Task instructions | Write out every entry exactly as it stands.

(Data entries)
——

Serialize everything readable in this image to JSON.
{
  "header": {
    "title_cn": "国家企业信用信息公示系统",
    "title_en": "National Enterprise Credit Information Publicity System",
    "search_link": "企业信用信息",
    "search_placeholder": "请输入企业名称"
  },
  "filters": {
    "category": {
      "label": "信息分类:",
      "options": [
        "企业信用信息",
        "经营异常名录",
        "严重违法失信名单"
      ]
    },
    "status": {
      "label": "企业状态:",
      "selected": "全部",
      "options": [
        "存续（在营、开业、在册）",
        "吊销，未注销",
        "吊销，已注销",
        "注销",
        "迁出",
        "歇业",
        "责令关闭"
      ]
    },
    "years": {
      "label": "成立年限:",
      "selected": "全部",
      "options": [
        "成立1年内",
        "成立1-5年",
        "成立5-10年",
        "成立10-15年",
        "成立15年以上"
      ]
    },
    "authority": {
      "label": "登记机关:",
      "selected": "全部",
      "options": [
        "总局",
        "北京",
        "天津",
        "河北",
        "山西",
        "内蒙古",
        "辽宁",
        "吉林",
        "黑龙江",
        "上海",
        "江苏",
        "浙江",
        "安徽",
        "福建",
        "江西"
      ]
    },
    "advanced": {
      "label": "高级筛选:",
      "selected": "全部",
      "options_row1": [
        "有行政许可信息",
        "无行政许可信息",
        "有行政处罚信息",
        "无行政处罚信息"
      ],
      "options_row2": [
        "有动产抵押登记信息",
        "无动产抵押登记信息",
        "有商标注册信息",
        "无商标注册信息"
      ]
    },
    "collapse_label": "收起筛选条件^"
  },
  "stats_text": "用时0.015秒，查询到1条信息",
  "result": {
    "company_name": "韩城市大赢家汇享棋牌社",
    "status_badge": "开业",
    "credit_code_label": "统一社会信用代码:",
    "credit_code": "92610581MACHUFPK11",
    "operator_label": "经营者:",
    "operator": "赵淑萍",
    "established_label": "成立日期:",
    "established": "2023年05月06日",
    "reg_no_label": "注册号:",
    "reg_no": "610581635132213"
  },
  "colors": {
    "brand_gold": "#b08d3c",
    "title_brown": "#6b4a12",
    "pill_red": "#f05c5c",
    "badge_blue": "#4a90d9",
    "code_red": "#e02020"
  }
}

——

Reply to the exercise |
Serialize everything readable in this image to JSON.
{
  "header": {
    "title_cn": "国家企业信用信息公示系统",
    "title_en": "National Enterprise Credit Information Publicity System",
    "search_link": "企业信用信息",
    "search_placeholder": "请输入企业名称"
  },
  "filters": {
    "category": {
      "label": "信息分类:",
      "options": [
        "企业信用信息",
        "经营异常名录",
        "严重违法失信名单"
      ]
    },
    "status": {
      "label": "企业状态:",
      "selected": "全部",
      "options": [
        "存续（在营、开业、在册）",
        "吊销，未注销",
        "吊销，已注销",
        "注销",
        "迁出",
        "歇业",
        "责令关闭"
      ]
    },
    "years": {
      "label": "成立年限:",
      "selected": "全部",
      "options": [
        "成立1年内",
        "成立1-5年",
        "成立5-10年",
        "成立10-15年",
        "成立15年以上"
      ]
    },
    "authority": {
      "label": "登记机关:",
      "selected": "全部",
      "options": [
        "总局",
        "北京",
        "天津",
        "河北",
        "山西",
        "内蒙古",
        "辽宁",
        "吉林",
        "黑龙江",
        "上海",
        "江苏",
        "浙江",
        "安徽",
        "福建",
        "江西"
      ]
    },
    "advanced": {
      "label": "高级筛选:",
      "selected": "全部",
      "options_row1": [
        "有行政许可信息",
        "无行政许可信息",
        "有行政处罚信息",
        "无行政处罚信息"
      ],
      "options_row2": [
        "有动产抵押登记信息",
        "无动产抵押登记信息",
        "有商标注册信息",
        "无商标注册信息"
      ]
    },
    "collapse_label": "收起筛选条件^"
  },
  "stats_text": "用时0.015秒，查询到1条信息",
  "result": {
    "company_name": "韩城市大赢家汇享棋牌社",
    "status_badge": "开业",
    "credit_code_label": "统一社会信用代码:",
    "credit_code": "92610581MACHUFPK11",
    "operator_label": "经营者:",
    "operator": "赵淑萍",
    "established_label": "成立日期:",
    "established": "2023年05月06日",
    "reg_no_label": "注册号:",
    "reg_no": "610581635132213"
  },
  "colors": {
    "brand_gold": "#b08d3c",
    "title_brown": "#6b4a12",
    "pill_red": "#f05c5c",
    "badge_blue": "#4a90d9",
    "code_red": "#e02020"
  }
}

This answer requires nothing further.